Data items —
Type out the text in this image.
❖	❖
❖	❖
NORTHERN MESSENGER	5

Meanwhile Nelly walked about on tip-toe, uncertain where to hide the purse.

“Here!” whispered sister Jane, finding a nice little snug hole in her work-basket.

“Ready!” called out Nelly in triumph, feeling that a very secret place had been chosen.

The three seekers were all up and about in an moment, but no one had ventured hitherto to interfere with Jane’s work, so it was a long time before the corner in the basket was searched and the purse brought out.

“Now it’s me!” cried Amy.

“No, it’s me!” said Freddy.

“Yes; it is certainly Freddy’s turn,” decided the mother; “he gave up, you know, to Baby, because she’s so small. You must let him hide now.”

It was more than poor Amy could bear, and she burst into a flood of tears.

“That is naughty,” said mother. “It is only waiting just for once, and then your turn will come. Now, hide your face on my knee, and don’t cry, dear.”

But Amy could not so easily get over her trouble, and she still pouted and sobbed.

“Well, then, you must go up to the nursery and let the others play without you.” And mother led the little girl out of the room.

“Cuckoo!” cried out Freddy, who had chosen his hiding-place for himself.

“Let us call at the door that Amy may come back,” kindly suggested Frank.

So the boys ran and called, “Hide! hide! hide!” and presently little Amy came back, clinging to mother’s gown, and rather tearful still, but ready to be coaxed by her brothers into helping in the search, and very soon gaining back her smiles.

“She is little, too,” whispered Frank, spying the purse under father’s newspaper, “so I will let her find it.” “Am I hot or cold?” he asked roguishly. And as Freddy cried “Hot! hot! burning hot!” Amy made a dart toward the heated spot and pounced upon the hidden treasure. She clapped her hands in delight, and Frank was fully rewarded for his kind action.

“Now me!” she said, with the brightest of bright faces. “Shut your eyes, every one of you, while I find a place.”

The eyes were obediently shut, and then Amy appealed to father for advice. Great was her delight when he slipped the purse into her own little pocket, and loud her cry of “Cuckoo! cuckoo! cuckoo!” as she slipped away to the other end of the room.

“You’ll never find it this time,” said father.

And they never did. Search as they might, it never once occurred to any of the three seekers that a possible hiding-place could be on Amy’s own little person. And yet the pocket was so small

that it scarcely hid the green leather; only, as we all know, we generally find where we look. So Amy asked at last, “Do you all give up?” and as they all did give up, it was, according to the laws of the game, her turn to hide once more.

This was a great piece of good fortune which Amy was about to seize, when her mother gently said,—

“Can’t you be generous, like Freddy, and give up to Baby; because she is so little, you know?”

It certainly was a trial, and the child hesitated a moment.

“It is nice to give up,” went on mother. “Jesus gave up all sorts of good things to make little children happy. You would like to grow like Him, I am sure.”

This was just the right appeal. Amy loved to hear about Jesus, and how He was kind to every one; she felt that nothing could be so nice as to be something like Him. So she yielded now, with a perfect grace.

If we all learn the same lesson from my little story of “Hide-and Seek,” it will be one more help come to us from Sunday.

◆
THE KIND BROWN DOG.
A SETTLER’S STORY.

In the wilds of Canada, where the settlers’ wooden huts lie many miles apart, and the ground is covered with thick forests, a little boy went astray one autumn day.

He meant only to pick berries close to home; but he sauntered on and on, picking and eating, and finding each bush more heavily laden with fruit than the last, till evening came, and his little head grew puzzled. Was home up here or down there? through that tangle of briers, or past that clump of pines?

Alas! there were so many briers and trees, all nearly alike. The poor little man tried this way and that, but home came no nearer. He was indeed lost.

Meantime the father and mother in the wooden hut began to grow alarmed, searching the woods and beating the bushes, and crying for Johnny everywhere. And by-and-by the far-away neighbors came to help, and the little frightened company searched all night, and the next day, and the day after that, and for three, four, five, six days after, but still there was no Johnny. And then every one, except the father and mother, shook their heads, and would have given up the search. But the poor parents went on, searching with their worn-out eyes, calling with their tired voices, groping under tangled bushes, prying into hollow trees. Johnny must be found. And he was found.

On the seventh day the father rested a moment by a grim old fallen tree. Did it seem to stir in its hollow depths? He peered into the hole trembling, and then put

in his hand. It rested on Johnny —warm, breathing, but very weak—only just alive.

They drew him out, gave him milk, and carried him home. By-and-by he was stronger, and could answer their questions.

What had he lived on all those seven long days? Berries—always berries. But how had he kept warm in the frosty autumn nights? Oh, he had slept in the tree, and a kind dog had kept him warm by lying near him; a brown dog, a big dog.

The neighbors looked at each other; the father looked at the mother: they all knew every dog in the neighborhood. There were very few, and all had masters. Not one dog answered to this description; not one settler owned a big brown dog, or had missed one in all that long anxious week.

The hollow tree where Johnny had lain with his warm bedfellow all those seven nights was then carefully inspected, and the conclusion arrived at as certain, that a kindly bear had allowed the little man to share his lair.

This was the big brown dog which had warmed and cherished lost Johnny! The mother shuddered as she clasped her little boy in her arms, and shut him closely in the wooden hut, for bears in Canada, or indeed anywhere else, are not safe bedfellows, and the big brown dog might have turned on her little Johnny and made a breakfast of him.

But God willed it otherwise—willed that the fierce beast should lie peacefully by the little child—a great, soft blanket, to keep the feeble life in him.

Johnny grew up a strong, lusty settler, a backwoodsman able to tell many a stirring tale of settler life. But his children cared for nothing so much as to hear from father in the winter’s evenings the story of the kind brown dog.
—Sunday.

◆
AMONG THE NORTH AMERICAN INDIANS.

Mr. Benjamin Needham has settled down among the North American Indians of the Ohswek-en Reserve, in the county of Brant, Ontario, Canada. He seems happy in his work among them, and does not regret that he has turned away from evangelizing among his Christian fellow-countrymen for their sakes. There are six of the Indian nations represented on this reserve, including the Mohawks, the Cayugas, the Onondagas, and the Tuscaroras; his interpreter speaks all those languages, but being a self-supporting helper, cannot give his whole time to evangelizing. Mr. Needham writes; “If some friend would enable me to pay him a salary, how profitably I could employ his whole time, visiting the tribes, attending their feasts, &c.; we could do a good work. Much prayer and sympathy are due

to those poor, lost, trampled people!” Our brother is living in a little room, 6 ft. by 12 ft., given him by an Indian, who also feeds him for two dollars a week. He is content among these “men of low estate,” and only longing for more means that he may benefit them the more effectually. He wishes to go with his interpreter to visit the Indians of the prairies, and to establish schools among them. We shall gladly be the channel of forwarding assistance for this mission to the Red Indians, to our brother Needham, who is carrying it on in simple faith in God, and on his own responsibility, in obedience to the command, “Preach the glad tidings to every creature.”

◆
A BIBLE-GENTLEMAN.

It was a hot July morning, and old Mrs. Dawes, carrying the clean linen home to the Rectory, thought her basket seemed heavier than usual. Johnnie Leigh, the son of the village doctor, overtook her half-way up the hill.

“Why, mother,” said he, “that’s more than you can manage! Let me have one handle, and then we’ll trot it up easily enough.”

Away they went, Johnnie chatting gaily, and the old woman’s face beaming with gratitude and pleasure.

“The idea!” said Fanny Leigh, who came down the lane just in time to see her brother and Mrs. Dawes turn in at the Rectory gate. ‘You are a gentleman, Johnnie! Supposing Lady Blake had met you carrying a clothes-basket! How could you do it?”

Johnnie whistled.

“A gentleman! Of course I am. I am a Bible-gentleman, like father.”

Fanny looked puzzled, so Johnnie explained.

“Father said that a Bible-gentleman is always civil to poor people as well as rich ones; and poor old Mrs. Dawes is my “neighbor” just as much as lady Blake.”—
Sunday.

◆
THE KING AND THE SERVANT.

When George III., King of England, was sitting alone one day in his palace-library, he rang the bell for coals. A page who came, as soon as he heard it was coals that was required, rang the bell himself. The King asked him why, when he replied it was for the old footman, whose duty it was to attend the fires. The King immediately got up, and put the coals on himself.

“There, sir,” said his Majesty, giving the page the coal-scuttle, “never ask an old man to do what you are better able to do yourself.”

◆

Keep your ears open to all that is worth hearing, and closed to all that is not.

GIVEN EXERCISE — Nothing should be left out: return all of the records exactly.

SOLUTION TO THIS EXERCISE —
Type out the text in this image.
❖	❖
❖	❖
NORTHERN MESSENGER	5

Meanwhile Nelly walked about on tip-toe, uncertain where to hide the purse.

“Here!” whispered sister Jane, finding a nice little snug hole in her work-basket.

“Ready!” called out Nelly in triumph, feeling that a very secret place had been chosen.

The three seekers were all up and about in an moment, but no one had ventured hitherto to interfere with Jane’s work, so it was a long time before the corner in the basket was searched and the purse brought out.

“Now it’s me!” cried Amy.

“No, it’s me!” said Freddy.

“Yes; it is certainly Freddy’s turn,” decided the mother; “he gave up, you know, to Baby, because she’s so small. You must let him hide now.”

It was more than poor Amy could bear, and she burst into a flood of tears.

“That is naughty,” said mother. “It is only waiting just for once, and then your turn will come. Now, hide your face on my knee, and don’t cry, dear.”

But Amy could not so easily get over her trouble, and she still pouted and sobbed.

“Well, then, you must go up to the nursery and let the others play without you.” And mother led the little girl out of the room.

“Cuckoo!” cried out Freddy, who had chosen his hiding-place for himself.

“Let us call at the door that Amy may come back,” kindly suggested Frank.

So the boys ran and called, “Hide! hide! hide!” and presently little Amy came back, clinging to mother’s gown, and rather tearful still, but ready to be coaxed by her brothers into helping in the search, and very soon gaining back her smiles.

“She is little, too,” whispered Frank, spying the purse under father’s newspaper, “so I will let her find it.” “Am I hot or cold?” he asked roguishly. And as Freddy cried “Hot! hot! burning hot!” Amy made a dart toward the heated spot and pounced upon the hidden treasure. She clapped her hands in delight, and Frank was fully rewarded for his kind action.

“Now me!” she said, with the brightest of bright faces. “Shut your eyes, every one of you, while I find a place.”

The eyes were obediently shut, and then Amy appealed to father for advice. Great was her delight when he slipped the purse into her own little pocket, and loud her cry of “Cuckoo! cuckoo! cuckoo!” as she slipped away to the other end of the room.

“You’ll never find it this time,” said father.

And they never did. Search as they might, it never once occurred to any of the three seekers that a possible hiding-place could be on Amy’s own little person. And yet the pocket was so small

that it scarcely hid the green leather; only, as we all know, we generally find where we look. So Amy asked at last, “Do you all give up?” and as they all did give up, it was, according to the laws of the game, her turn to hide once more.

This was a great piece of good fortune which Amy was about to seize, when her mother gently said,—

“Can’t you be generous, like Freddy, and give up to Baby; because she is so little, you know?”

It certainly was a trial, and the child hesitated a moment.

“It is nice to give up,” went on mother. “Jesus gave up all sorts of good things to make little children happy. You would like to grow like Him, I am sure.”

This was just the right appeal. Amy loved to hear about Jesus, and how He was kind to every one; she felt that nothing could be so nice as to be something like Him. So she yielded now, with a perfect grace.

If we all learn the same lesson from my little story of “Hide-and Seek,” it will be one more help come to us from Sunday.

◆
THE KIND BROWN DOG.
A SETTLER’S STORY.

In the wilds of Canada, where the settlers’ wooden huts lie many miles apart, and the ground is covered with thick forests, a little boy went astray one autumn day.

He meant only to pick berries close to home; but he sauntered on and on, picking and eating, and finding each bush more heavily laden with fruit than the last, till evening came, and his little head grew puzzled. Was home up here or down there? through that tangle of briers, or past that clump of pines?

Alas! there were so many briers and trees, all nearly alike. The poor little man tried this way and that, but home came no nearer. He was indeed lost.

Meantime the father and mother in the wooden hut began to grow alarmed, searching the woods and beating the bushes, and crying for Johnny everywhere. And by-and-by the far-away neighbors came to help, and the little frightened company searched all night, and the next day, and the day after that, and for three, four, five, six days after, but still there was no Johnny. And then every one, except the father and mother, shook their heads, and would have given up the search. But the poor parents went on, searching with their worn-out eyes, calling with their tired voices, groping under tangled bushes, prying into hollow trees. Johnny must be found. And he was found.

On the seventh day the father rested a moment by a grim old fallen tree. Did it seem to stir in its hollow depths? He peered into the hole trembling, and then put

in his hand. It rested on Johnny —warm, breathing, but very weak—only just alive.

They drew him out, gave him milk, and carried him home. By-and-by he was stronger, and could answer their questions.

What had he lived on all those seven long days? Berries—always berries. But how had he kept warm in the frosty autumn nights? Oh, he had slept in the tree, and a kind dog had kept him warm by lying near him; a brown dog, a big dog.

The neighbors looked at each other; the father looked at the mother: they all knew every dog in the neighborhood. There were very few, and all had masters. Not one dog answered to this description; not one settler owned a big brown dog, or had missed one in all that long anxious week.

The hollow tree where Johnny had lain with his warm bedfellow all those seven nights was then carefully inspected, and the conclusion arrived at as certain, that a kindly bear had allowed the little man to share his lair.

This was the big brown dog which had warmed and cherished lost Johnny! The mother shuddered as she clasped her little boy in her arms, and shut him closely in the wooden hut, for bears in Canada, or indeed anywhere else, are not safe bedfellows, and the big brown dog might have turned on her little Johnny and made a breakfast of him.

But God willed it otherwise—willed that the fierce beast should lie peacefully by the little child—a great, soft blanket, to keep the feeble life in him.

Johnny grew up a strong, lusty settler, a backwoodsman able to tell many a stirring tale of settler life. But his children cared for nothing so much as to hear from father in the winter’s evenings the story of the kind brown dog.
—Sunday.

◆
AMONG THE NORTH AMERICAN INDIANS.

Mr. Benjamin Needham has settled down among the North American Indians of the Ohswek-en Reserve, in the county of Brant, Ontario, Canada. He seems happy in his work among them, and does not regret that he has turned away from evangelizing among his Christian fellow-countrymen for their sakes. There are six of the Indian nations represented on this reserve, including the Mohawks, the Cayugas, the Onondagas, and the Tuscaroras; his interpreter speaks all those languages, but being a self-supporting helper, cannot give his whole time to evangelizing. Mr. Needham writes; “If some friend would enable me to pay him a salary, how profitably I could employ his whole time, visiting the tribes, attending their feasts, &c.; we could do a good work. Much prayer and sympathy are due

to those poor, lost, trampled people!” Our brother is living in a little room, 6 ft. by 12 ft., given him by an Indian, who also feeds him for two dollars a week. He is content among these “men of low estate,” and only longing for more means that he may benefit them the more effectually. He wishes to go with his interpreter to visit the Indians of the prairies, and to establish schools among them. We shall gladly be the channel of forwarding assistance for this mission to the Red Indians, to our brother Needham, who is carrying it on in simple faith in God, and on his own responsibility, in obedience to the command, “Preach the glad tidings to every creature.”

◆
A BIBLE-GENTLEMAN.

It was a hot July morning, and old Mrs. Dawes, carrying the clean linen home to the Rectory, thought her basket seemed heavier than usual. Johnnie Leigh, the son of the village doctor, overtook her half-way up the hill.

“Why, mother,” said he, “that’s more than you can manage! Let me have one handle, and then we’ll trot it up easily enough.”

Away they went, Johnnie chatting gaily, and the old woman’s face beaming with gratitude and pleasure.

“The idea!” said Fanny Leigh, who came down the lane just in time to see her brother and Mrs. Dawes turn in at the Rectory gate. ‘You are a gentleman, Johnnie! Supposing Lady Blake had met you carrying a clothes-basket! How could you do it?”

Johnnie whistled.

“A gentleman! Of course I am. I am a Bible-gentleman, like father.”

Fanny looked puzzled, so Johnnie explained.

“Father said that a Bible-gentleman is always civil to poor people as well as rich ones; and poor old Mrs. Dawes is my “neighbor” just as much as lady Blake.”—
Sunday.

◆
THE KING AND THE SERVANT.

When George III., King of England, was sitting alone one day in his palace-library, he rang the bell for coals. A page who came, as soon as he heard it was coals that was required, rang the bell himself. The King asked him why, when he replied it was for the old footman, whose duty it was to attend the fires. The King immediately got up, and put the coals on himself.

“There, sir,” said his Majesty, giving the page the coal-scuttle, “never ask an old man to do what you are better able to do yourself.”

◆

Keep your ears open to all that is worth hearing, and closed to all that is not.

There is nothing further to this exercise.